> **THE EXERCISE**
Copy each line of the data below exactly, leaving out pictures.
-- BEGIN INFORMATION SHOWN --
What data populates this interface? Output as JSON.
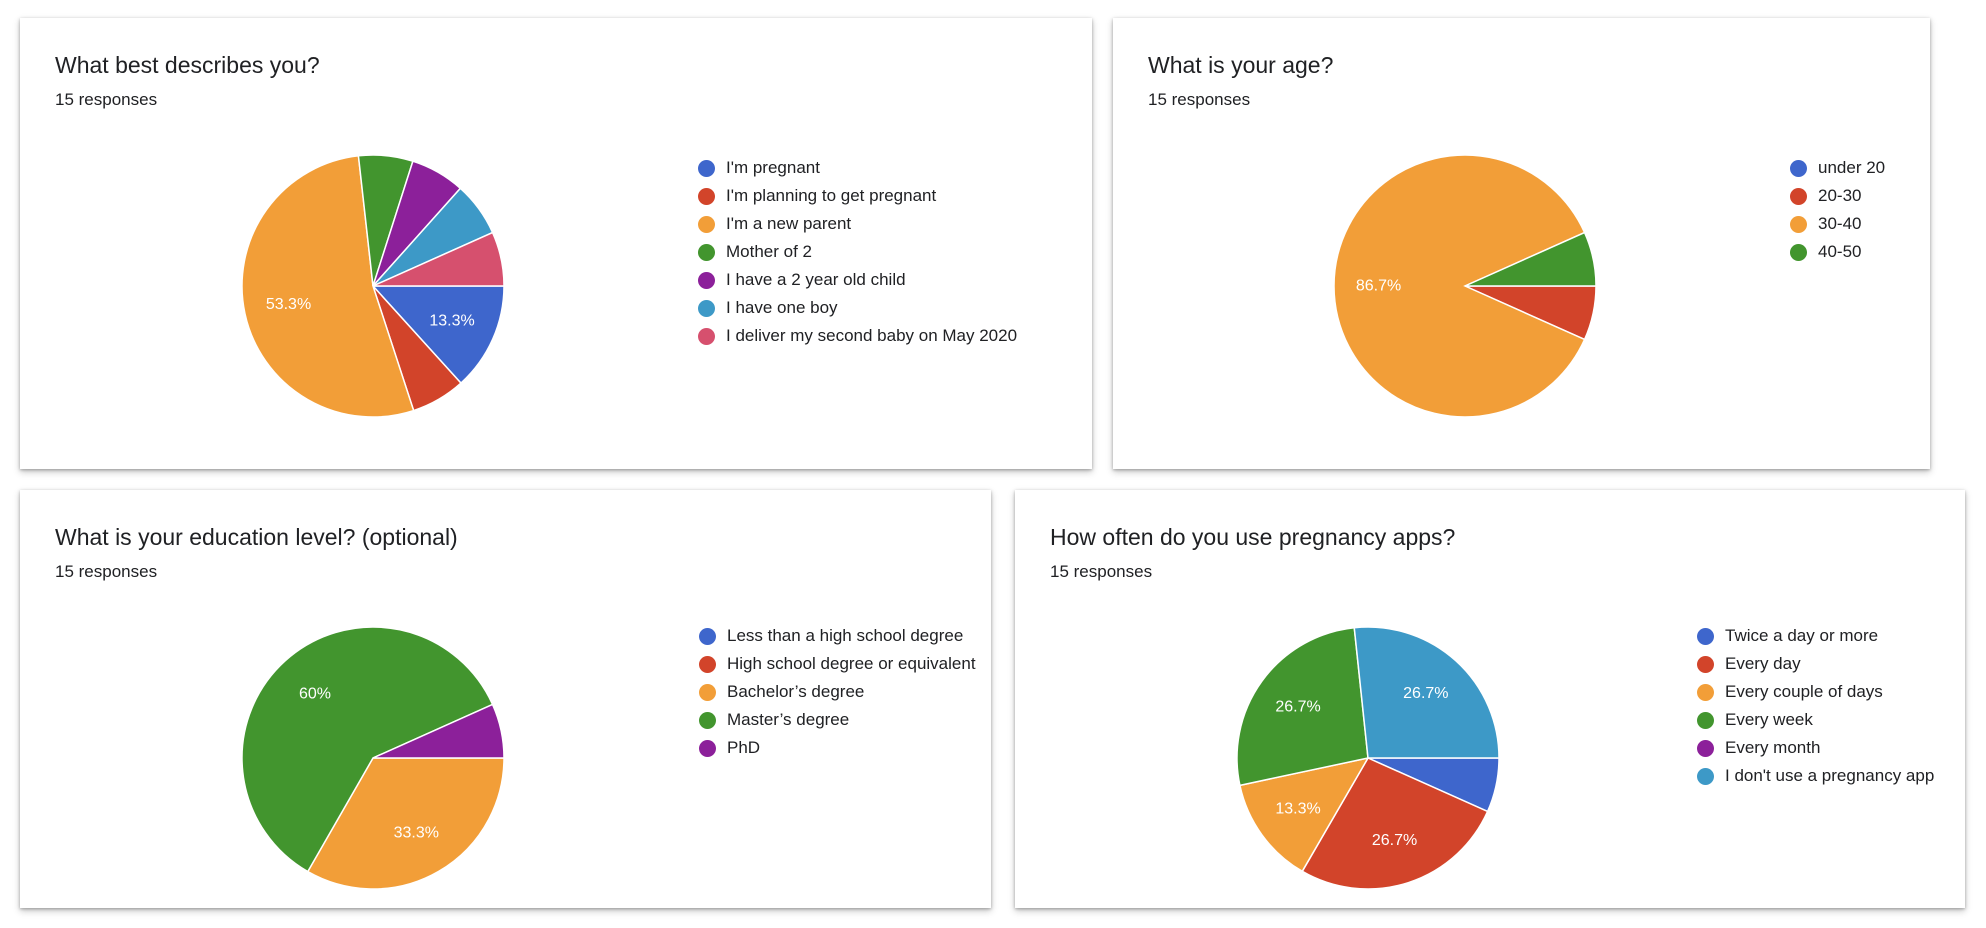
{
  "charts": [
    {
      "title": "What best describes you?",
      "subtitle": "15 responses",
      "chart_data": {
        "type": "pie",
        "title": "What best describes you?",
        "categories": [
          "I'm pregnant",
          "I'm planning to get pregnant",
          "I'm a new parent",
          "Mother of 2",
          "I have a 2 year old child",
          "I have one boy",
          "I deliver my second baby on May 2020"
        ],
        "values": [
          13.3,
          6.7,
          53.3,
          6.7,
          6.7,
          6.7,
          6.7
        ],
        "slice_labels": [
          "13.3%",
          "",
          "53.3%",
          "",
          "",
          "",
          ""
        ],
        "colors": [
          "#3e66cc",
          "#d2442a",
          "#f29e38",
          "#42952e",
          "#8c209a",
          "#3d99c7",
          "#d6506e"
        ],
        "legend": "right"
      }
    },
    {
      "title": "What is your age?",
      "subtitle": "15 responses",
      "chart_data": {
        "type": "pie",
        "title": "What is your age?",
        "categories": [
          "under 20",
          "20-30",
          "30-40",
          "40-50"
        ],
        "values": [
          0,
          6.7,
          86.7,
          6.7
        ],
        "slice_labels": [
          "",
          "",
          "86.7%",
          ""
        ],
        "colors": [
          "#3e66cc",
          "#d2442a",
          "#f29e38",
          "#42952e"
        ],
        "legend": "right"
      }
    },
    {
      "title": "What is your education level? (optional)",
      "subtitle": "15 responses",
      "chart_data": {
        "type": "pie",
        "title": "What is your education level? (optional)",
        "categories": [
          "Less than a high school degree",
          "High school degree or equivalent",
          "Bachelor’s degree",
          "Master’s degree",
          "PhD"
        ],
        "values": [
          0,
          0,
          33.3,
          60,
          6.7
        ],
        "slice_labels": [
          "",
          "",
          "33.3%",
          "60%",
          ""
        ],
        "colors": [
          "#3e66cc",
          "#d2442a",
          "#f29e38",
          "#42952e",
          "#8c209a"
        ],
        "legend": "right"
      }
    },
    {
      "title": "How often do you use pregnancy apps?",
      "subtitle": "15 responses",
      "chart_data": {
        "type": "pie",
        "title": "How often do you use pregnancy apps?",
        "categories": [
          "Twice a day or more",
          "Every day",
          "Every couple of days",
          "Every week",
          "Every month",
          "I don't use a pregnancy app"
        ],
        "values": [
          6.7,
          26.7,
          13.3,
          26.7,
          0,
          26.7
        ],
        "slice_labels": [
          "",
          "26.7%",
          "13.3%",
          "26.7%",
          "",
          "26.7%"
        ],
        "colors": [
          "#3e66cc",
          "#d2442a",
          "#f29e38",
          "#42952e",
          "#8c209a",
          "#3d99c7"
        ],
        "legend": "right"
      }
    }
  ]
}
-- END INFORMATION SHOWN --
> **SOLUTION TO THIS EXERCISE**
What data populates this interface? Output as JSON.
{
  "charts": [
    {
      "title": "What best describes you?",
      "subtitle": "15 responses",
      "chart_data": {
        "type": "pie",
        "title": "What best describes you?",
        "categories": [
          "I'm pregnant",
          "I'm planning to get pregnant",
          "I'm a new parent",
          "Mother of 2",
          "I have a 2 year old child",
          "I have one boy",
          "I deliver my second baby on May 2020"
        ],
        "values": [
          13.3,
          6.7,
          53.3,
          6.7,
          6.7,
          6.7,
          6.7
        ],
        "slice_labels": [
          "13.3%",
          "",
          "53.3%",
          "",
          "",
          "",
          ""
        ],
        "colors": [
          "#3e66cc",
          "#d2442a",
          "#f29e38",
          "#42952e",
          "#8c209a",
          "#3d99c7",
          "#d6506e"
        ],
        "legend": "right"
      }
    },
    {
      "title": "What is your age?",
      "subtitle": "15 responses",
      "chart_data": {
        "type": "pie",
        "title": "What is your age?",
        "categories": [
          "under 20",
          "20-30",
          "30-40",
          "40-50"
        ],
        "values": [
          0,
          6.7,
          86.7,
          6.7
        ],
        "slice_labels": [
          "",
          "",
          "86.7%",
          ""
        ],
        "colors": [
          "#3e66cc",
          "#d2442a",
          "#f29e38",
          "#42952e"
        ],
        "legend": "right"
      }
    },
    {
      "title": "What is your education level? (optional)",
      "subtitle": "15 responses",
      "chart_data": {
        "type": "pie",
        "title": "What is your education level? (optional)",
        "categories": [
          "Less than a high school degree",
          "High school degree or equivalent",
          "Bachelor’s degree",
          "Master’s degree",
          "PhD"
        ],
        "values": [
          0,
          0,
          33.3,
          60,
          6.7
        ],
        "slice_labels": [
          "",
          "",
          "33.3%",
          "60%",
          ""
        ],
        "colors": [
          "#3e66cc",
          "#d2442a",
          "#f29e38",
          "#42952e",
          "#8c209a"
        ],
        "legend": "right"
      }
    },
    {
      "title": "How often do you use pregnancy apps?",
      "subtitle": "15 responses",
      "chart_data": {
        "type": "pie",
        "title": "How often do you use pregnancy apps?",
        "categories": [
          "Twice a day or more",
          "Every day",
          "Every couple of days",
          "Every week",
          "Every month",
          "I don't use a pregnancy app"
        ],
        "values": [
          6.7,
          26.7,
          13.3,
          26.7,
          0,
          26.7
        ],
        "slice_labels": [
          "",
          "26.7%",
          "13.3%",
          "26.7%",
          "",
          "26.7%"
        ],
        "colors": [
          "#3e66cc",
          "#d2442a",
          "#f29e38",
          "#42952e",
          "#8c209a",
          "#3d99c7"
        ],
        "legend": "right"
      }
    }
  ]
}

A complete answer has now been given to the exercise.